* Stated goal: Reproduce all the material exactly, minus any pictures it holds.

Records from a collection of figures:

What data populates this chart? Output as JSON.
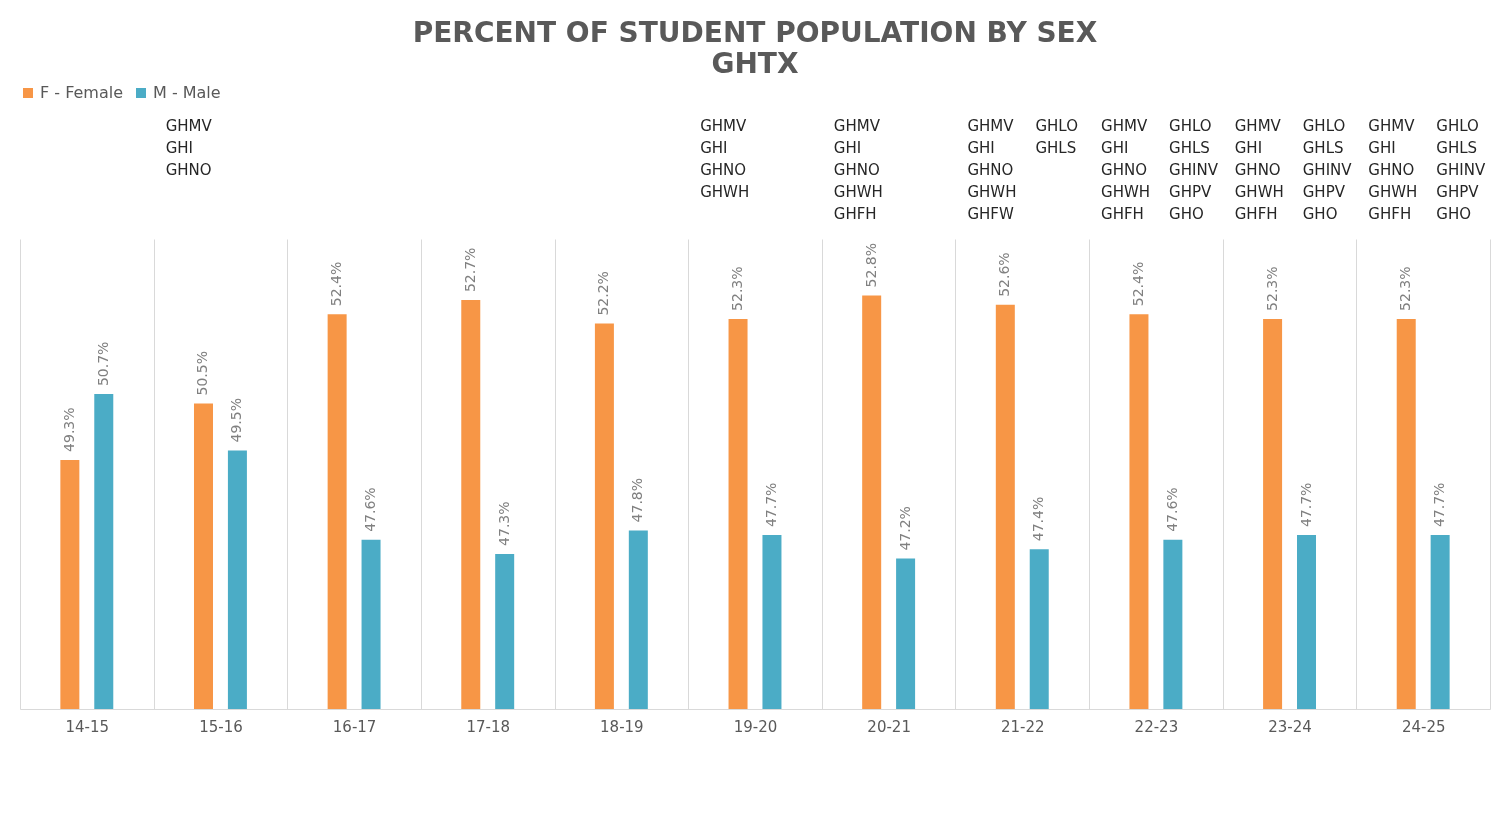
{
  "chart_data": {
    "type": "bar",
    "title": "PERCENT OF STUDENT POPULATION BY SEX",
    "subtitle": "GHTX",
    "categories": [
      "14-15",
      "15-16",
      "16-17",
      "17-18",
      "18-19",
      "19-20",
      "20-21",
      "21-22",
      "22-23",
      "23-24",
      "24-25"
    ],
    "series": [
      {
        "name": "F - Female",
        "color": "#f79646",
        "values": [
          49.3,
          50.5,
          52.4,
          52.7,
          52.2,
          52.3,
          52.8,
          52.6,
          52.4,
          52.3,
          52.3
        ],
        "value_labels": [
          "49.3%",
          "50.5%",
          "52.4%",
          "52.7%",
          "52.2%",
          "52.3%",
          "52.8%",
          "52.6%",
          "52.4%",
          "52.3%",
          "52.3%"
        ]
      },
      {
        "name": "M - Male",
        "color": "#4bacc6",
        "values": [
          50.7,
          49.5,
          47.6,
          47.3,
          47.8,
          47.7,
          47.2,
          47.4,
          47.6,
          47.7,
          47.7
        ],
        "value_labels": [
          "50.7%",
          "49.5%",
          "47.6%",
          "47.3%",
          "47.8%",
          "47.7%",
          "47.2%",
          "47.4%",
          "47.6%",
          "47.7%",
          "47.7%"
        ]
      }
    ],
    "ylim": [
      44,
      54
    ],
    "grid": "x",
    "legend": "top",
    "annotations": [
      "GHMV\nGHI\nGHNO",
      "GHMV\nGHI\nGHNO\nGHWH",
      "GHMV\nGHI\nGHNO\nGHWH\nGHFH",
      "GHMV\nGHI\nGHNO\nGHWH\nGHFW",
      "GHLO\nGHLS",
      "GHMV\nGHI\nGHNO\nGHWH\nGHFH",
      "GHLO\nGHLS\nGHINV\nGHPV\nGHO",
      "GHMV\nGHI\nGHNO\nGHWH\nGHFH",
      "GHLO\nGHLS\nGHINV\nGHPV\nGHO",
      "GHMV\nGHI\nGHNO\nGHWH\nGHFH",
      "GHLO\nGHLS\nGHINV\nGHPV\nGHO"
    ]
  }
}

* Reply:
What data populates this chart? Output as JSON.
{
  "chart_data": {
    "type": "bar",
    "title": "PERCENT OF STUDENT POPULATION BY SEX",
    "subtitle": "GHTX",
    "categories": [
      "14-15",
      "15-16",
      "16-17",
      "17-18",
      "18-19",
      "19-20",
      "20-21",
      "21-22",
      "22-23",
      "23-24",
      "24-25"
    ],
    "series": [
      {
        "name": "F - Female",
        "color": "#f79646",
        "values": [
          49.3,
          50.5,
          52.4,
          52.7,
          52.2,
          52.3,
          52.8,
          52.6,
          52.4,
          52.3,
          52.3
        ],
        "value_labels": [
          "49.3%",
          "50.5%",
          "52.4%",
          "52.7%",
          "52.2%",
          "52.3%",
          "52.8%",
          "52.6%",
          "52.4%",
          "52.3%",
          "52.3%"
        ]
      },
      {
        "name": "M - Male",
        "color": "#4bacc6",
        "values": [
          50.7,
          49.5,
          47.6,
          47.3,
          47.8,
          47.7,
          47.2,
          47.4,
          47.6,
          47.7,
          47.7
        ],
        "value_labels": [
          "50.7%",
          "49.5%",
          "47.6%",
          "47.3%",
          "47.8%",
          "47.7%",
          "47.2%",
          "47.4%",
          "47.6%",
          "47.7%",
          "47.7%"
        ]
      }
    ],
    "ylim": [
      44,
      54
    ],
    "grid": "x",
    "legend": "top",
    "annotations": [
      "GHMV\nGHI\nGHNO",
      "GHMV\nGHI\nGHNO\nGHWH",
      "GHMV\nGHI\nGHNO\nGHWH\nGHFH",
      "GHMV\nGHI\nGHNO\nGHWH\nGHFW",
      "GHLO\nGHLS",
      "GHMV\nGHI\nGHNO\nGHWH\nGHFH",
      "GHLO\nGHLS\nGHINV\nGHPV\nGHO",
      "GHMV\nGHI\nGHNO\nGHWH\nGHFH",
      "GHLO\nGHLS\nGHINV\nGHPV\nGHO",
      "GHMV\nGHI\nGHNO\nGHWH\nGHFH",
      "GHLO\nGHLS\nGHINV\nGHPV\nGHO"
    ]
  }
}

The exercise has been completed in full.